» **PROBLEM DETAILS**:
The entries below are to be transcribed in full, without their images.

» **EXTRACTED RECORDS**:
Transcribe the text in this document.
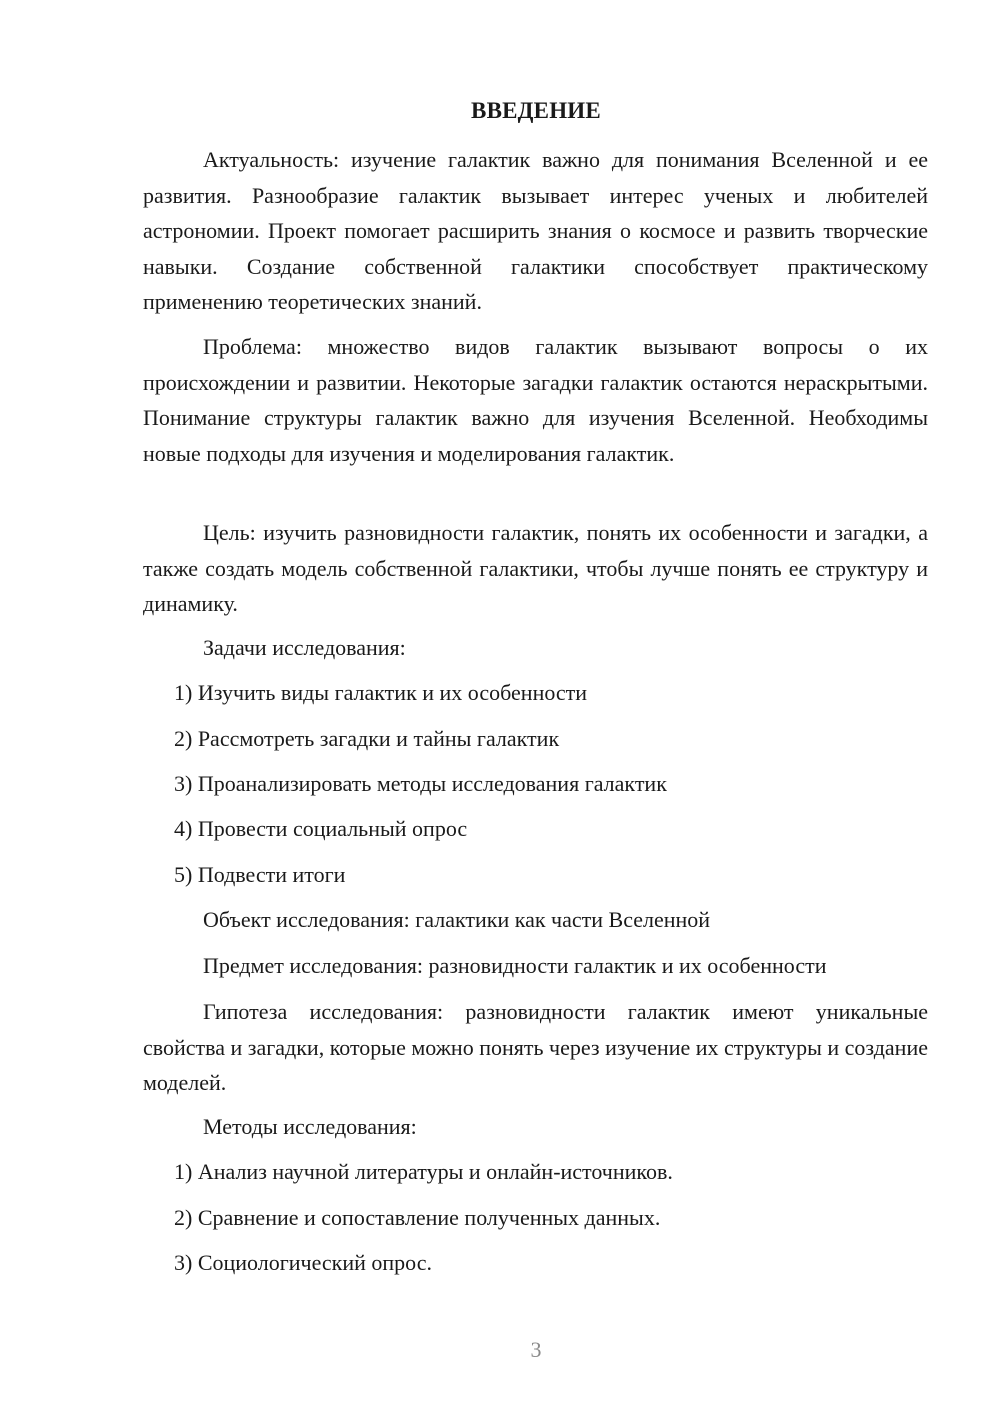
ВВЕДЕНИЕ

Актуальность: изучение галактик важно для понимания Вселенной и ее развития. Разнообразие галактик вызывает интерес ученых и любителей астрономии. Проект помогает расширить знания о космосе и развить творческие навыки. Создание собственной галактики способствует практическому применению теоретических знаний.

Проблема: множество видов галактик вызывают вопросы о их происхождении и развитии. Некоторые загадки галактик остаются нераскрытыми. Понимание структуры галактик важно для изучения Вселенной. Необходимы новые подходы для изучения и моделирования галактик.

Цель: изучить разновидности галактик, понять их особенности и загадки, а также создать модель собственной галактики, чтобы лучше понять ее структуру и динамику.

Задачи исследования:

1) Изучить виды галактик и их особенности

2) Рассмотреть загадки и тайны галактик

3) Проанализировать методы исследования галактик

4) Провести социальный опрос

5) Подвести итоги

Объект исследования: галактики как части Вселенной

Предмет исследования: разновидности галактик и их особенности

Гипотеза исследования: разновидности галактик имеют уникальные свойства и загадки, которые можно понять через изучение их структуры и создание моделей.

Методы исследования:

1) Анализ научной литературы и онлайн-источников.

2) Сравнение и сопоставление полученных данных.

3) Социологический опрос.

3
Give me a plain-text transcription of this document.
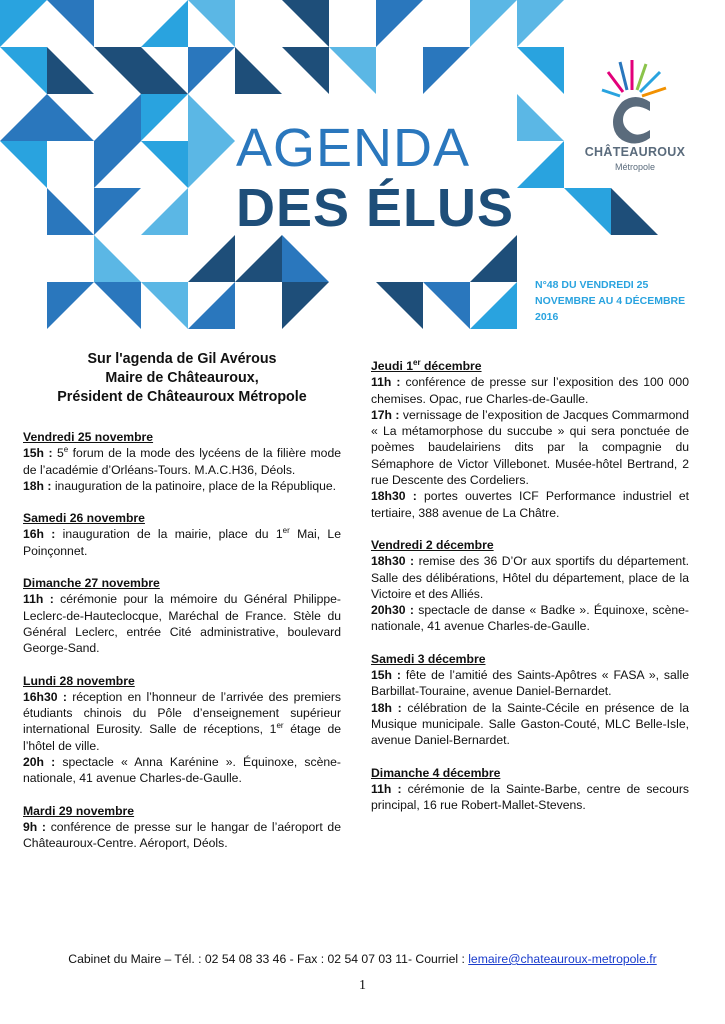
AGENDA
DES ÉLUS
CHÂTEAUROUX
Métropole
N°48 DU VENDREDI 25 NOVEMBRE AU 4 DÉCEMBRE 2016
Sur l'agenda de Gil Avérous
Maire de Châteauroux,
Président de Châteauroux Métropole
Vendredi 25 novembre

15h : 5e forum de la mode des lycéens de la filière mode de l’académie d’Orléans-Tours. M.A.C.H36, Déols.

18h : inauguration de la patinoire, place de la République.

Samedi 26 novembre

16h : inauguration de la mairie, place du 1er Mai, Le Poinçonnet.

Dimanche 27 novembre

11h : cérémonie pour la mémoire du Général Philippe-Leclerc-de-Hauteclocque, Maréchal de France. Stèle du Général Leclerc, entrée Cité administrative, boulevard George-Sand.

Lundi 28 novembre

16h30 : réception en l’honneur de l’arrivée des premiers étudiants chinois du Pôle d’enseignement supérieur international Eurosity. Salle de réceptions, 1er étage de l’hôtel de ville.

20h : spectacle « Anna Karénine ». Équinoxe, scène-nationale, 41 avenue Charles-de-Gaulle.

Mardi 29 novembre

9h : conférence de presse sur le hangar de l’aéroport de Châteauroux-Centre. Aéroport, Déols.

Jeudi 1er décembre

11h : conférence de presse sur l’exposition des 100 000 chemises. Opac, rue Charles-de-Gaulle.

17h : vernissage de l’exposition de Jacques Commarmond « La métamorphose du succube » qui sera ponctuée de poèmes baudelairiens dits par la compagnie du Sémaphore de Victor Villebonet. Musée-hôtel Bertrand, 2 rue Descente des Cordeliers.

18h30 : portes ouvertes ICF Performance industriel et tertiaire, 388 avenue de La Châtre.

Vendredi 2 décembre

18h30 : remise des 36 D’Or aux sportifs du département. Salle des délibérations, Hôtel du département, place de la Victoire et des Alliés.

20h30 : spectacle de danse « Badke ». Équinoxe, scène-nationale, 41 avenue Charles-de-Gaulle.

Samedi 3 décembre

15h : fête de l’amitié des Saints-Apôtres « FASA », salle Barbillat-Touraine, avenue Daniel-Bernardet.

18h : célébration de la Sainte-Cécile en présence de la Musique municipale. Salle Gaston-Couté, MLC Belle-Isle, avenue Daniel-Bernardet.

Dimanche 4 décembre

11h : cérémonie de la Sainte-Barbe, centre de secours principal, 16 rue Robert-Mallet-Stevens.

Cabinet du Maire – Tél. : 02 54 08 33 46 - Fax : 02 54 07 03 11- Courriel : lemaire@chateauroux-metropole.fr
1
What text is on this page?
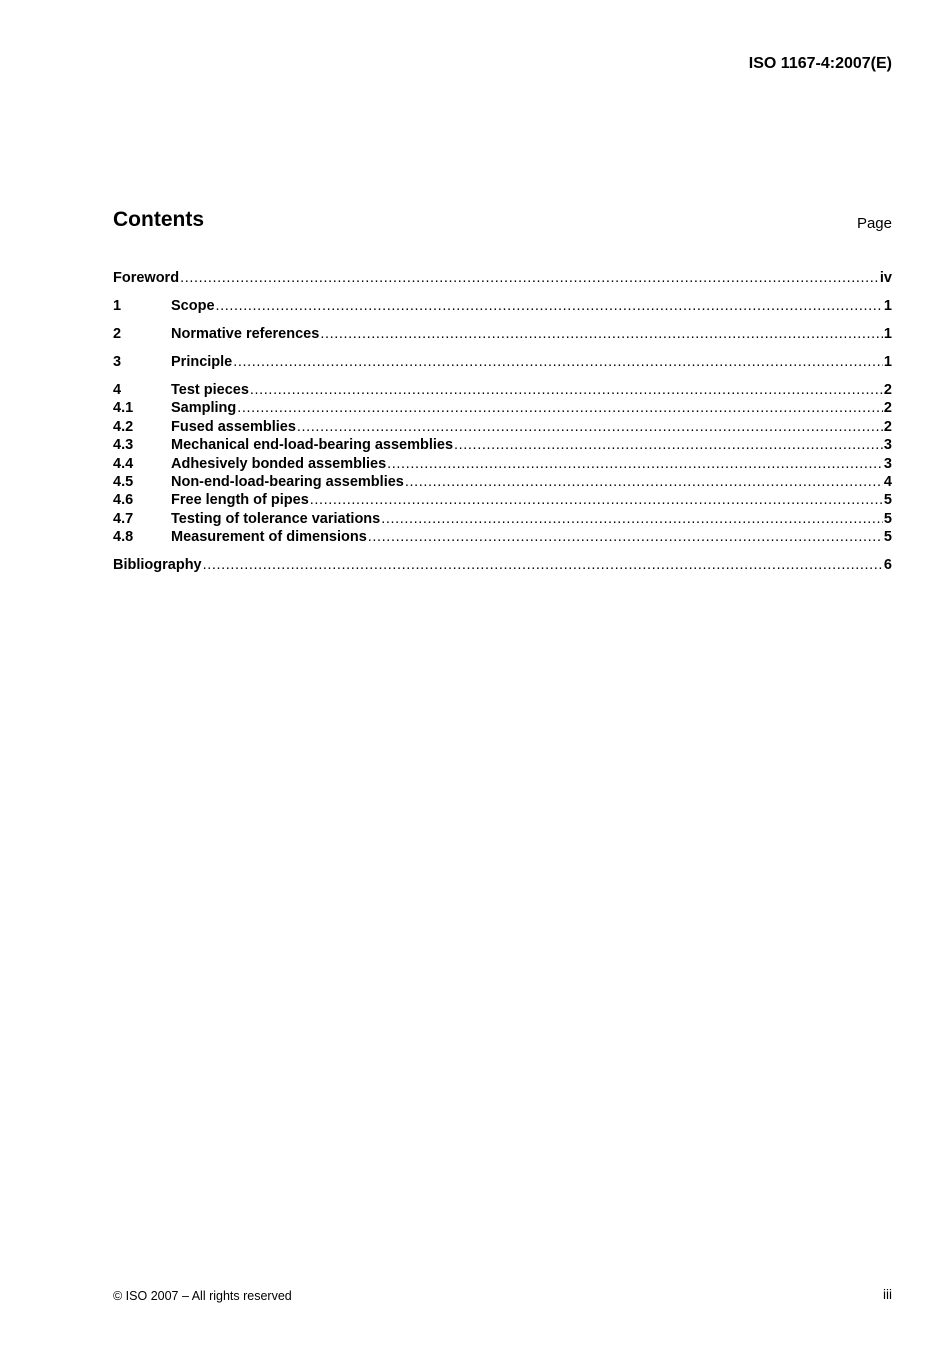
ISO 1167-4:2007(E)
Contents	Page
Foreword .....	iv
1	Scope .....	1
2	Normative references .....	1
3	Principle .....	1
4	Test pieces .....	2
4.1	Sampling .....	2
4.2	Fused assemblies .....	2
4.3	Mechanical end-load-bearing assemblies .....	3
4.4	Adhesively bonded assemblies .....	3
4.5	Non-end-load-bearing assemblies .....	4
4.6	Free length of pipes .....	5
4.7	Testing of tolerance variations .....	5
4.8	Measurement of dimensions .....	5
Bibliography .....	6
© ISO 2007 – All rights reserved	iii
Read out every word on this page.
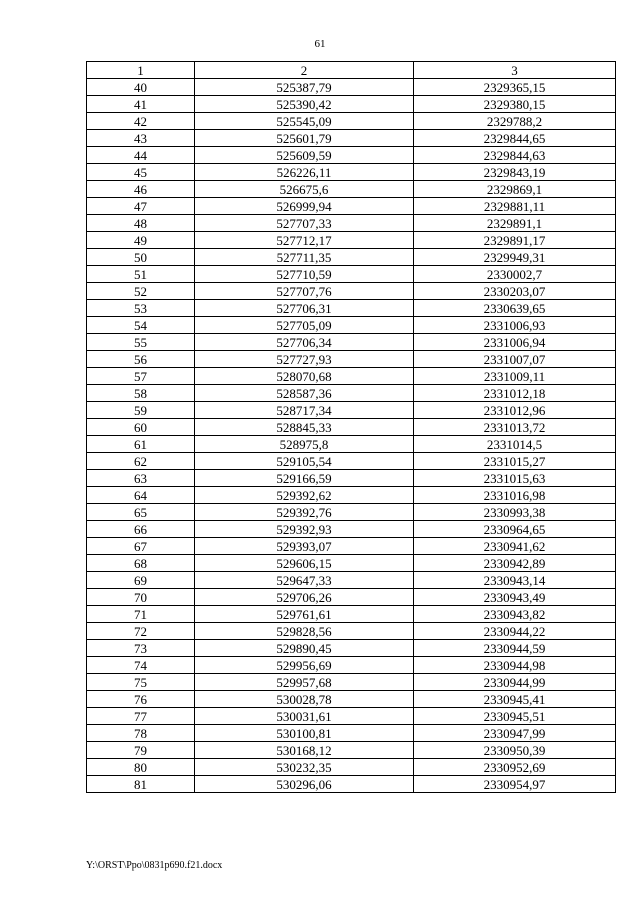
61
1	2	3
40	525387,79	2329365,15
41	525390,42	2329380,15
42	525545,09	2329788,2
43	525601,79	2329844,65
44	525609,59	2329844,63
45	526226,11	2329843,19
46	526675,6	2329869,1
47	526999,94	2329881,11
48	527707,33	2329891,1
49	527712,17	2329891,17
50	527711,35	2329949,31
51	527710,59	2330002,7
52	527707,76	2330203,07
53	527706,31	2330639,65
54	527705,09	2331006,93
55	527706,34	2331006,94
56	527727,93	2331007,07
57	528070,68	2331009,11
58	528587,36	2331012,18
59	528717,34	2331012,96
60	528845,33	2331013,72
61	528975,8	2331014,5
62	529105,54	2331015,27
63	529166,59	2331015,63
64	529392,62	2331016,98
65	529392,76	2330993,38
66	529392,93	2330964,65
67	529393,07	2330941,62
68	529606,15	2330942,89
69	529647,33	2330943,14
70	529706,26	2330943,49
71	529761,61	2330943,82
72	529828,56	2330944,22
73	529890,45	2330944,59
74	529956,69	2330944,98
75	529957,68	2330944,99
76	530028,78	2330945,41
77	530031,61	2330945,51
78	530100,81	2330947,99
79	530168,12	2330950,39
80	530232,35	2330952,69
81	530296,06	2330954,97
Y:\ORST\Ppo\0831p690.f21.docx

» **FINISHED TASK**:
Transcribe the text in this document.
ВВЕДЕНИЕ

Актуальность: изучение галактик важно для понимания Вселенной и ее развития. Разнообразие галактик вызывает интерес ученых и любителей астрономии. Проект помогает расширить знания о космосе и развить творческие навыки. Создание собственной галактики способствует практическому применению теоретических знаний.

Проблема: множество видов галактик вызывают вопросы о их происхождении и развитии. Некоторые загадки галактик остаются нераскрытыми. Понимание структуры галактик важно для изучения Вселенной. Необходимы новые подходы для изучения и моделирования галактик.

Цель: изучить разновидности галактик, понять их особенности и загадки, а также создать модель собственной галактики, чтобы лучше понять ее структуру и динамику.

Задачи исследования:

1) Изучить виды галактик и их особенности

2) Рассмотреть загадки и тайны галактик

3) Проанализировать методы исследования галактик

4) Провести социальный опрос

5) Подвести итоги

Объект исследования: галактики как части Вселенной

Предмет исследования: разновидности галактик и их особенности

Гипотеза исследования: разновидности галактик имеют уникальные свойства и загадки, которые можно понять через изучение их структуры и создание моделей.

Методы исследования:

1) Анализ научной литературы и онлайн-источников.

2) Сравнение и сопоставление полученных данных.

3) Социологический опрос.

3
Give me a plain-text transcription of this document.
AGENDA
DES ÉLUS
CHÂTEAUROUX
Métropole
N°48 DU VENDREDI 25 NOVEMBRE AU 4 DÉCEMBRE 2016
Sur l'agenda de Gil Avérous
Maire de Châteauroux,
Président de Châteauroux Métropole
Vendredi 25 novembre

15h : 5e forum de la mode des lycéens de la filière mode de l’académie d’Orléans-Tours. M.A.C.H36, Déols.

18h : inauguration de la patinoire, place de la République.

Samedi 26 novembre

16h : inauguration de la mairie, place du 1er Mai, Le Poinçonnet.

Dimanche 27 novembre

11h : cérémonie pour la mémoire du Général Philippe-Leclerc-de-Hauteclocque, Maréchal de France. Stèle du Général Leclerc, entrée Cité administrative, boulevard George-Sand.

Lundi 28 novembre

16h30 : réception en l’honneur de l’arrivée des premiers étudiants chinois du Pôle d’enseignement supérieur international Eurosity. Salle de réceptions, 1er étage de l’hôtel de ville.

20h : spectacle « Anna Karénine ». Équinoxe, scène-nationale, 41 avenue Charles-de-Gaulle.

Mardi 29 novembre

9h : conférence de presse sur le hangar de l’aéroport de Châteauroux-Centre. Aéroport, Déols.

Jeudi 1er décembre

11h : conférence de presse sur l’exposition des 100 000 chemises. Opac, rue Charles-de-Gaulle.

17h : vernissage de l’exposition de Jacques Commarmond « La métamorphose du succube » qui sera ponctuée de poèmes baudelairiens dits par la compagnie du Sémaphore de Victor Villebonet. Musée-hôtel Bertrand, 2 rue Descente des Cordeliers.

18h30 : portes ouvertes ICF Performance industriel et tertiaire, 388 avenue de La Châtre.

Vendredi 2 décembre

18h30 : remise des 36 D’Or aux sportifs du département. Salle des délibérations, Hôtel du département, place de la Victoire et des Alliés.

20h30 : spectacle de danse « Badke ». Équinoxe, scène-nationale, 41 avenue Charles-de-Gaulle.

Samedi 3 décembre

15h : fête de l’amitié des Saints-Apôtres « FASA », salle Barbillat-Touraine, avenue Daniel-Bernardet.

18h : célébration de la Sainte-Cécile en présence de la Musique municipale. Salle Gaston-Couté, MLC Belle-Isle, avenue Daniel-Bernardet.

Dimanche 4 décembre

11h : cérémonie de la Sainte-Barbe, centre de secours principal, 16 rue Robert-Mallet-Stevens.

Cabinet du Maire – Tél. : 02 54 08 33 46 - Fax : 02 54 07 03 11- Courriel : lemaire@chateauroux-metropole.fr
1
What text is on this page?
ISO 1167-4:2007(E)
Contents	Page
Foreword .....	iv
1	Scope .....	1
2	Normative references .....	1
3	Principle .....	1
4	Test pieces .....	2
4.1	Sampling .....	2
4.2	Fused assemblies .....	2
4.3	Mechanical end-load-bearing assemblies .....	3
4.4	Adhesively bonded assemblies .....	3
4.5	Non-end-load-bearing assemblies .....	4
4.6	Free length of pipes .....	5
4.7	Testing of tolerance variations .....	5
4.8	Measurement of dimensions .....	5
Bibliography .....	6
© ISO 2007 – All rights reserved	iii
Read out every word on this page.
61
1	2	3
40	525387,79	2329365,15
41	525390,42	2329380,15
42	525545,09	2329788,2
43	525601,79	2329844,65
44	525609,59	2329844,63
45	526226,11	2329843,19
46	526675,6	2329869,1
47	526999,94	2329881,11
48	527707,33	2329891,1
49	527712,17	2329891,17
50	527711,35	2329949,31
51	527710,59	2330002,7
52	527707,76	2330203,07
53	527706,31	2330639,65
54	527705,09	2331006,93
55	527706,34	2331006,94
56	527727,93	2331007,07
57	528070,68	2331009,11
58	528587,36	2331012,18
59	528717,34	2331012,96
60	528845,33	2331013,72
61	528975,8	2331014,5
62	529105,54	2331015,27
63	529166,59	2331015,63
64	529392,62	2331016,98
65	529392,76	2330993,38
66	529392,93	2330964,65
67	529393,07	2330941,62
68	529606,15	2330942,89
69	529647,33	2330943,14
70	529706,26	2330943,49
71	529761,61	2330943,82
72	529828,56	2330944,22
73	529890,45	2330944,59
74	529956,69	2330944,98
75	529957,68	2330944,99
76	530028,78	2330945,41
77	530031,61	2330945,51
78	530100,81	2330947,99
79	530168,12	2330950,39
80	530232,35	2330952,69
81	530296,06	2330954,97
Y:\ORST\Ppo\0831p690.f21.docx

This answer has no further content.